**Task prompt:** Go over the entries below line by line, copying each one that contains the word "title".

— start Material for the task —

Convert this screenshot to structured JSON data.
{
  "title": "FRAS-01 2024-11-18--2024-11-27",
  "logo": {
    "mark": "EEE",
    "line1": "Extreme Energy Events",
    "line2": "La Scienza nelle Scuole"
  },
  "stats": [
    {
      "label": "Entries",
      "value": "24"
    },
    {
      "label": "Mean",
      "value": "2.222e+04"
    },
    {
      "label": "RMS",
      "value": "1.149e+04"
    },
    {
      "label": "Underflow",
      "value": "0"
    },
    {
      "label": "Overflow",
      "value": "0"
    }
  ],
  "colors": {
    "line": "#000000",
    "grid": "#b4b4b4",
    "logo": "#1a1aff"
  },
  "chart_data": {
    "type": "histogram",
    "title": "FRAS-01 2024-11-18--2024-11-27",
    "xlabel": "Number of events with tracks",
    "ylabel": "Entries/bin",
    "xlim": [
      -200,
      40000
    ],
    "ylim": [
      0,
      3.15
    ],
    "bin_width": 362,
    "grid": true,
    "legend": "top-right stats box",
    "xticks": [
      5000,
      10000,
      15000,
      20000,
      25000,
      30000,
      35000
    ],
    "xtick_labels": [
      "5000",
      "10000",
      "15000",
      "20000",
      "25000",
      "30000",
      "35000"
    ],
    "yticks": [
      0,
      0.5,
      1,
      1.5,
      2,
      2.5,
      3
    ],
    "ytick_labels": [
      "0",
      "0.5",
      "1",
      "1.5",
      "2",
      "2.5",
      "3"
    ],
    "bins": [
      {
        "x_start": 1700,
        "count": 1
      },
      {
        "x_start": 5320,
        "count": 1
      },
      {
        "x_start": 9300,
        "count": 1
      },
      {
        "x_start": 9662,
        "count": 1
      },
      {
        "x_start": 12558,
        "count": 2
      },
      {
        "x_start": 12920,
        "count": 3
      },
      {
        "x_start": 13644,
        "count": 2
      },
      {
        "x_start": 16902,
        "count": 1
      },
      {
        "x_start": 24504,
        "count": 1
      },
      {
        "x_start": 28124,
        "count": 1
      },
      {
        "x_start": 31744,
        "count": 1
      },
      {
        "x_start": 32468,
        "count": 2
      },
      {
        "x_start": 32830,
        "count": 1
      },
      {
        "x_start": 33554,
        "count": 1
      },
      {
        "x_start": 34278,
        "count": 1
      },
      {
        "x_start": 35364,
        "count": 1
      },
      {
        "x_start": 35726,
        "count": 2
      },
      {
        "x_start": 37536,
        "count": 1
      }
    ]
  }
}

— end Material for the task —

**Output of the exercise:**
  "title": "FRAS-01 2024-11-18--2024-11-27",
    "title": "FRAS-01 2024-11-18--2024-11-27",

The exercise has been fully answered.